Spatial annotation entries
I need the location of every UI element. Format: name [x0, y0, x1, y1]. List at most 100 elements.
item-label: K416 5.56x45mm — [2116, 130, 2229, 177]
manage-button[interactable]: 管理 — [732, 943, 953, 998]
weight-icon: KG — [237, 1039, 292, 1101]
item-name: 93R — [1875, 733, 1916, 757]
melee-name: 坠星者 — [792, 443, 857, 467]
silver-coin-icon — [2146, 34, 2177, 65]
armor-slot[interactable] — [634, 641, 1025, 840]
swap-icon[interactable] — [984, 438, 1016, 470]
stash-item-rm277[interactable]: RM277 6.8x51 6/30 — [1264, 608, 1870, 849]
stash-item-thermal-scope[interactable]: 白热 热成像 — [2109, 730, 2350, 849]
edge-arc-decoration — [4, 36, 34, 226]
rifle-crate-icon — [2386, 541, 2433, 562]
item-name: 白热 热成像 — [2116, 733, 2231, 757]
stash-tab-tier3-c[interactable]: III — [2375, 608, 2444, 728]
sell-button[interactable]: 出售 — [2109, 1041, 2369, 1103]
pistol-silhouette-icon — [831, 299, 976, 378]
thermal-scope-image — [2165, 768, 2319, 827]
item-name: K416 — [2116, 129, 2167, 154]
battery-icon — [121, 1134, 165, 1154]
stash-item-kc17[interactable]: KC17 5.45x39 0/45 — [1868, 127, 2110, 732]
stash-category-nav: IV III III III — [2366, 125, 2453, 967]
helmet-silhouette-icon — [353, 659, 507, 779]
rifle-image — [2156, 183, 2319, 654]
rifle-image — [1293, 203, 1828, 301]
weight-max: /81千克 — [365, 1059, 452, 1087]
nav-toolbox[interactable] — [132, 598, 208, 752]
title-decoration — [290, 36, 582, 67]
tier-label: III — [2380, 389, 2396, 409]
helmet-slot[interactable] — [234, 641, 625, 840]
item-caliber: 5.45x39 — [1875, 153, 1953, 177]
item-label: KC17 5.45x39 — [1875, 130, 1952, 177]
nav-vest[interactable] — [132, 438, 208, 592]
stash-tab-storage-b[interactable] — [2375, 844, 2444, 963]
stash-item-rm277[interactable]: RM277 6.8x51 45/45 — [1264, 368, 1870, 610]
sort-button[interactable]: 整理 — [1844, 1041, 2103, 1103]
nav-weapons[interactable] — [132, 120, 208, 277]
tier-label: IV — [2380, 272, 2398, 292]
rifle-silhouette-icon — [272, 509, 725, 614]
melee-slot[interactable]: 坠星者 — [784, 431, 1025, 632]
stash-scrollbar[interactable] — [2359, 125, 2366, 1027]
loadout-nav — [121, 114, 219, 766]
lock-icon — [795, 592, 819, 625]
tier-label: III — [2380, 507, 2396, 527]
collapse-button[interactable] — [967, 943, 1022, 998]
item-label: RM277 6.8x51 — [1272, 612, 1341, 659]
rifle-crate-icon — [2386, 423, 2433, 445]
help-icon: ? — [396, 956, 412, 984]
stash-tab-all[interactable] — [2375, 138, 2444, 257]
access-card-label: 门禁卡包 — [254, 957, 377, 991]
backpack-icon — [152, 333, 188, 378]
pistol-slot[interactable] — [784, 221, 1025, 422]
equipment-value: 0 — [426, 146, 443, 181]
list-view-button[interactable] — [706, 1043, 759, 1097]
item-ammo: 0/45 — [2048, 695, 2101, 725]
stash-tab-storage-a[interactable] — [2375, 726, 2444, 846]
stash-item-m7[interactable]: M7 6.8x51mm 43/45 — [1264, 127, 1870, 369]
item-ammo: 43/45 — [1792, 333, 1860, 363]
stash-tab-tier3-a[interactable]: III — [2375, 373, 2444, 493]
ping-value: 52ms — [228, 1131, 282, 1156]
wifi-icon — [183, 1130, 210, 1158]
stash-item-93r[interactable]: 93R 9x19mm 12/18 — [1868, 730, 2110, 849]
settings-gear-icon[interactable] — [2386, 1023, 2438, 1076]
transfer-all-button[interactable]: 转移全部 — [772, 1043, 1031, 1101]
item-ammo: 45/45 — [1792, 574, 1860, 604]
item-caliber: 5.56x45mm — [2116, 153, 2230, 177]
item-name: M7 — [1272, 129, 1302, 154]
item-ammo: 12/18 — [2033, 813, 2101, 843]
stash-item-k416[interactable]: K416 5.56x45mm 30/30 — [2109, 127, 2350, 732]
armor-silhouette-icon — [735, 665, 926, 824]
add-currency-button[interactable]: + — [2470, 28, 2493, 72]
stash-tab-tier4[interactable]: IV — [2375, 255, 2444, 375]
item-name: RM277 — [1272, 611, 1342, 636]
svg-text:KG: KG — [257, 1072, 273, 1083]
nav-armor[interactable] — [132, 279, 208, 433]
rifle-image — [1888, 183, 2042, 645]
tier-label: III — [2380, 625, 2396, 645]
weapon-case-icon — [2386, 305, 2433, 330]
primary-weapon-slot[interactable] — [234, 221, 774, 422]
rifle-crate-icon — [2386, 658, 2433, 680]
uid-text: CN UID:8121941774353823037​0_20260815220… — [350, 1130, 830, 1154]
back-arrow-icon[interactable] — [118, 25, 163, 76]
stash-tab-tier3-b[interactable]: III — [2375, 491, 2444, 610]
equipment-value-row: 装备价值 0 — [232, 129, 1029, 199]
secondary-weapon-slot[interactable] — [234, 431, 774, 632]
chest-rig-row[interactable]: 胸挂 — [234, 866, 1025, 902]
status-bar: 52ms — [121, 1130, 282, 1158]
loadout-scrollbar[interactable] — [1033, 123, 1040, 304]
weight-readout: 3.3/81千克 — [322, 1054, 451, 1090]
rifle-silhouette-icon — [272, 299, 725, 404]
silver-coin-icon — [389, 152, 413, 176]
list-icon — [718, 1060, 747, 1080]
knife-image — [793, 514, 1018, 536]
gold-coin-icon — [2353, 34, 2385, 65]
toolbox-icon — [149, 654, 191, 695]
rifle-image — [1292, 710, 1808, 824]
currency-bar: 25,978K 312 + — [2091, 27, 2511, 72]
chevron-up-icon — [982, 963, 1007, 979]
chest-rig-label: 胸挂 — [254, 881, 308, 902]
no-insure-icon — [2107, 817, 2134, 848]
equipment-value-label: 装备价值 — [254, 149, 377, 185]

Exercise brief >>
Copy out the material again from its first line through the line containing "helmet-silhouette-icon — [353, 659, 507, 779]", with both ends included.

Finished answer >>
I need the location of every UI element. Format: name [x0, y0, x1, y1]. List at most 100 elements.
item-label: K416 5.56x45mm — [2116, 130, 2229, 177]
manage-button[interactable]: 管理 — [732, 943, 953, 998]
weight-icon: KG — [237, 1039, 292, 1101]
item-name: 93R — [1875, 733, 1916, 757]
melee-name: 坠星者 — [792, 443, 857, 467]
silver-coin-icon — [2146, 34, 2177, 65]
armor-slot[interactable] — [634, 641, 1025, 840]
swap-icon[interactable] — [984, 438, 1016, 470]
stash-item-rm277[interactable]: RM277 6.8x51 6/30 — [1264, 608, 1870, 849]
stash-item-thermal-scope[interactable]: 白热 热成像 — [2109, 730, 2350, 849]
edge-arc-decoration — [4, 36, 34, 226]
rifle-crate-icon — [2386, 541, 2433, 562]
item-name: 白热 热成像 — [2116, 733, 2231, 757]
stash-tab-tier3-c[interactable]: III — [2375, 608, 2444, 728]
sell-button[interactable]: 出售 — [2109, 1041, 2369, 1103]
pistol-silhouette-icon — [831, 299, 976, 378]
thermal-scope-image — [2165, 768, 2319, 827]
item-name: K416 — [2116, 129, 2167, 154]
battery-icon — [121, 1134, 165, 1154]
stash-item-kc17[interactable]: KC17 5.45x39 0/45 — [1868, 127, 2110, 732]
stash-category-nav: IV III III III — [2366, 125, 2453, 967]
helmet-silhouette-icon — [353, 659, 507, 779]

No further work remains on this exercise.